Repeat the whole listing below, word for word.

* _Collected data entries_
----
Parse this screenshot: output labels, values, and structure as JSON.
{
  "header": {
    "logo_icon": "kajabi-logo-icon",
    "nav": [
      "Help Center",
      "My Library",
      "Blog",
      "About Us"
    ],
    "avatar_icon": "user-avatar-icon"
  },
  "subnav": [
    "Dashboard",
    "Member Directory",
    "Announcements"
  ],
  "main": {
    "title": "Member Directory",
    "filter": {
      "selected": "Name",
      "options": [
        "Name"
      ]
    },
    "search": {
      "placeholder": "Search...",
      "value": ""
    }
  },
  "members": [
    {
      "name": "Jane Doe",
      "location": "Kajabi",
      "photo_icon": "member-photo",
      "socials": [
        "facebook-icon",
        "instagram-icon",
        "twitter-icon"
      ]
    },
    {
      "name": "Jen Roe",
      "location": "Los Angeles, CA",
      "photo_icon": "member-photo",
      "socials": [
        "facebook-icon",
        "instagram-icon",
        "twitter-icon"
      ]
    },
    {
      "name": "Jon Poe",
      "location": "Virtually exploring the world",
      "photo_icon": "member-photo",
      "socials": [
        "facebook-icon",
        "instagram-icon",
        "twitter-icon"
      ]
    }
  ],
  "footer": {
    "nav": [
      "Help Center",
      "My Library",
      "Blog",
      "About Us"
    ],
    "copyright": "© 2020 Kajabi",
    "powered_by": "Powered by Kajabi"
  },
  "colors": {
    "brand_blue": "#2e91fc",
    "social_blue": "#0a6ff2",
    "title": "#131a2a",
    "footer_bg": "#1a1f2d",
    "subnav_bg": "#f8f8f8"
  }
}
----
* _FULL SOLUTION_
Parse this screenshot: output labels, values, and structure as JSON.
{
  "header": {
    "logo_icon": "kajabi-logo-icon",
    "nav": [
      "Help Center",
      "My Library",
      "Blog",
      "About Us"
    ],
    "avatar_icon": "user-avatar-icon"
  },
  "subnav": [
    "Dashboard",
    "Member Directory",
    "Announcements"
  ],
  "main": {
    "title": "Member Directory",
    "filter": {
      "selected": "Name",
      "options": [
        "Name"
      ]
    },
    "search": {
      "placeholder": "Search...",
      "value": ""
    }
  },
  "members": [
    {
      "name": "Jane Doe",
      "location": "Kajabi",
      "photo_icon": "member-photo",
      "socials": [
        "facebook-icon",
        "instagram-icon",
        "twitter-icon"
      ]
    },
    {
      "name": "Jen Roe",
      "location": "Los Angeles, CA",
      "photo_icon": "member-photo",
      "socials": [
        "facebook-icon",
        "instagram-icon",
        "twitter-icon"
      ]
    },
    {
      "name": "Jon Poe",
      "location": "Virtually exploring the world",
      "photo_icon": "member-photo",
      "socials": [
        "facebook-icon",
        "instagram-icon",
        "twitter-icon"
      ]
    }
  ],
  "footer": {
    "nav": [
      "Help Center",
      "My Library",
      "Blog",
      "About Us"
    ],
    "copyright": "© 2020 Kajabi",
    "powered_by": "Powered by Kajabi"
  },
  "colors": {
    "brand_blue": "#2e91fc",
    "social_blue": "#0a6ff2",
    "title": "#131a2a",
    "footer_bg": "#1a1f2d",
    "subnav_bg": "#f8f8f8"
  }
}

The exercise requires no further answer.